• Set exercise: Restate the records that follow word for word; no pictures should appear.

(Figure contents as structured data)
----

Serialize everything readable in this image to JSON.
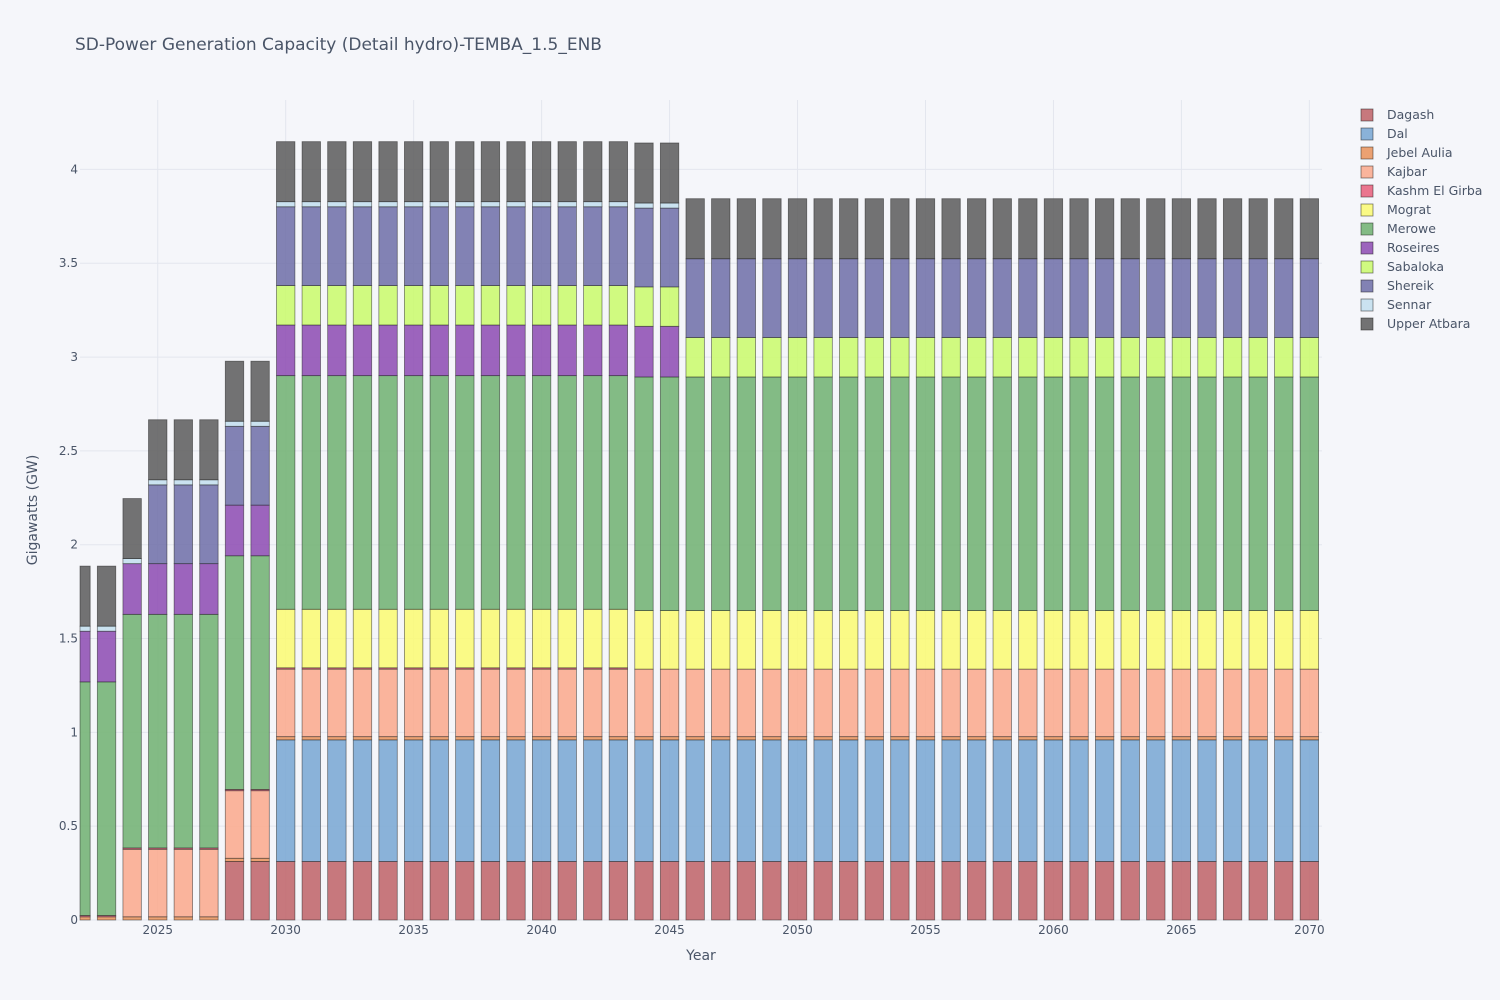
{
  "chart_data": {
    "type": "bar",
    "stacked": true,
    "title": "SD-Power Generation Capacity (Detail hydro)-TEMBA_1.5_ENB",
    "xlabel": "Year",
    "ylabel": "Gigawatts (GW)",
    "ylim": [
      0,
      4.37
    ],
    "xlim": [
      2022,
      2070
    ],
    "x_ticks": [
      2025,
      2030,
      2035,
      2040,
      2045,
      2050,
      2055,
      2060,
      2065,
      2070
    ],
    "y_ticks": [
      0,
      0.5,
      1,
      1.5,
      2,
      2.5,
      3,
      3.5,
      4
    ],
    "y_tick_labels": [
      "0",
      "0.5",
      "1",
      "1.5",
      "2",
      "2.5",
      "3",
      "3.5",
      "4"
    ],
    "grid": true,
    "legend_position": "top-right",
    "series": [
      {
        "name": "Dagash",
        "color": "#c0676b",
        "segments": [
          {
            "from": 2022,
            "to": 2027,
            "value": 0
          },
          {
            "from": 2028,
            "to": 2070,
            "value": 0.312
          }
        ]
      },
      {
        "name": "Dal",
        "color": "#7ba8d4",
        "segments": [
          {
            "from": 2022,
            "to": 2029,
            "value": 0
          },
          {
            "from": 2030,
            "to": 2070,
            "value": 0.648
          }
        ]
      },
      {
        "name": "Jebel Aulia",
        "color": "#e9955e",
        "segments": [
          {
            "from": 2022,
            "to": 2070,
            "value": 0.017
          }
        ]
      },
      {
        "name": "Kajbar",
        "color": "#fbab8e",
        "segments": [
          {
            "from": 2022,
            "to": 2023,
            "value": 0
          },
          {
            "from": 2024,
            "to": 2070,
            "value": 0.36
          }
        ]
      },
      {
        "name": "Kashm El Girba",
        "color": "#e8637e",
        "segments": [
          {
            "from": 2022,
            "to": 2043,
            "value": 0.007
          },
          {
            "from": 2044,
            "to": 2070,
            "value": 0
          }
        ]
      },
      {
        "name": "Mograt",
        "color": "#fbfb75",
        "segments": [
          {
            "from": 2022,
            "to": 2029,
            "value": 0
          },
          {
            "from": 2030,
            "to": 2070,
            "value": 0.312
          }
        ]
      },
      {
        "name": "Merowe",
        "color": "#73b374",
        "segments": [
          {
            "from": 2022,
            "to": 2070,
            "value": 1.245
          }
        ]
      },
      {
        "name": "Roseires",
        "color": "#9050b4",
        "segments": [
          {
            "from": 2022,
            "to": 2045,
            "value": 0.27
          },
          {
            "from": 2046,
            "to": 2070,
            "value": 0
          }
        ]
      },
      {
        "name": "Sabaloka",
        "color": "#cbfa6e",
        "segments": [
          {
            "from": 2022,
            "to": 2029,
            "value": 0
          },
          {
            "from": 2030,
            "to": 2070,
            "value": 0.21
          }
        ]
      },
      {
        "name": "Shereik",
        "color": "#7272aa",
        "segments": [
          {
            "from": 2022,
            "to": 2025,
            "value": 0
          },
          {
            "from": 2026,
            "to": 2070,
            "value": 0.42
          }
        ]
      },
      {
        "name": "Sennar",
        "color": "#c4dfee",
        "segments": [
          {
            "from": 2022,
            "to": 2045,
            "value": 0.027
          },
          {
            "from": 2046,
            "to": 2070,
            "value": 0
          }
        ]
      },
      {
        "name": "Upper Atbara",
        "color": "#606060",
        "segments": [
          {
            "from": 2022,
            "to": 2023,
            "value": 0.32
          },
          {
            "from": 2024,
            "to": 2027,
            "value": 0.32
          },
          {
            "from": 2028,
            "to": 2070,
            "value": 0.32
          }
        ]
      }
    ],
    "overrides": [
      {
        "year": 2022,
        "series": "Dagash",
        "value": 0
      },
      {
        "year": 2024,
        "series": "Shereik",
        "value": 0
      },
      {
        "year": 2025,
        "series": "Shereik",
        "value": 0.42
      },
      {
        "year": 2024,
        "series": "Roseires",
        "value": 0.27
      }
    ]
  }
}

----

• Solution below:
Serialize everything readable in this image to JSON.
{
  "chart_data": {
    "type": "bar",
    "stacked": true,
    "title": "SD-Power Generation Capacity (Detail hydro)-TEMBA_1.5_ENB",
    "xlabel": "Year",
    "ylabel": "Gigawatts (GW)",
    "ylim": [
      0,
      4.37
    ],
    "xlim": [
      2022,
      2070
    ],
    "x_ticks": [
      2025,
      2030,
      2035,
      2040,
      2045,
      2050,
      2055,
      2060,
      2065,
      2070
    ],
    "y_ticks": [
      0,
      0.5,
      1,
      1.5,
      2,
      2.5,
      3,
      3.5,
      4
    ],
    "y_tick_labels": [
      "0",
      "0.5",
      "1",
      "1.5",
      "2",
      "2.5",
      "3",
      "3.5",
      "4"
    ],
    "grid": true,
    "legend_position": "top-right",
    "series": [
      {
        "name": "Dagash",
        "color": "#c0676b",
        "segments": [
          {
            "from": 2022,
            "to": 2027,
            "value": 0
          },
          {
            "from": 2028,
            "to": 2070,
            "value": 0.312
          }
        ]
      },
      {
        "name": "Dal",
        "color": "#7ba8d4",
        "segments": [
          {
            "from": 2022,
            "to": 2029,
            "value": 0
          },
          {
            "from": 2030,
            "to": 2070,
            "value": 0.648
          }
        ]
      },
      {
        "name": "Jebel Aulia",
        "color": "#e9955e",
        "segments": [
          {
            "from": 2022,
            "to": 2070,
            "value": 0.017
          }
        ]
      },
      {
        "name": "Kajbar",
        "color": "#fbab8e",
        "segments": [
          {
            "from": 2022,
            "to": 2023,
            "value": 0
          },
          {
            "from": 2024,
            "to": 2070,
            "value": 0.36
          }
        ]
      },
      {
        "name": "Kashm El Girba",
        "color": "#e8637e",
        "segments": [
          {
            "from": 2022,
            "to": 2043,
            "value": 0.007
          },
          {
            "from": 2044,
            "to": 2070,
            "value": 0
          }
        ]
      },
      {
        "name": "Mograt",
        "color": "#fbfb75",
        "segments": [
          {
            "from": 2022,
            "to": 2029,
            "value": 0
          },
          {
            "from": 2030,
            "to": 2070,
            "value": 0.312
          }
        ]
      },
      {
        "name": "Merowe",
        "color": "#73b374",
        "segments": [
          {
            "from": 2022,
            "to": 2070,
            "value": 1.245
          }
        ]
      },
      {
        "name": "Roseires",
        "color": "#9050b4",
        "segments": [
          {
            "from": 2022,
            "to": 2045,
            "value": 0.27
          },
          {
            "from": 2046,
            "to": 2070,
            "value": 0
          }
        ]
      },
      {
        "name": "Sabaloka",
        "color": "#cbfa6e",
        "segments": [
          {
            "from": 2022,
            "to": 2029,
            "value": 0
          },
          {
            "from": 2030,
            "to": 2070,
            "value": 0.21
          }
        ]
      },
      {
        "name": "Shereik",
        "color": "#7272aa",
        "segments": [
          {
            "from": 2022,
            "to": 2025,
            "value": 0
          },
          {
            "from": 2026,
            "to": 2070,
            "value": 0.42
          }
        ]
      },
      {
        "name": "Sennar",
        "color": "#c4dfee",
        "segments": [
          {
            "from": 2022,
            "to": 2045,
            "value": 0.027
          },
          {
            "from": 2046,
            "to": 2070,
            "value": 0
          }
        ]
      },
      {
        "name": "Upper Atbara",
        "color": "#606060",
        "segments": [
          {
            "from": 2022,
            "to": 2023,
            "value": 0.32
          },
          {
            "from": 2024,
            "to": 2027,
            "value": 0.32
          },
          {
            "from": 2028,
            "to": 2070,
            "value": 0.32
          }
        ]
      }
    ],
    "overrides": [
      {
        "year": 2022,
        "series": "Dagash",
        "value": 0
      },
      {
        "year": 2024,
        "series": "Shereik",
        "value": 0
      },
      {
        "year": 2025,
        "series": "Shereik",
        "value": 0.42
      },
      {
        "year": 2024,
        "series": "Roseires",
        "value": 0.27
      }
    ]
  }
}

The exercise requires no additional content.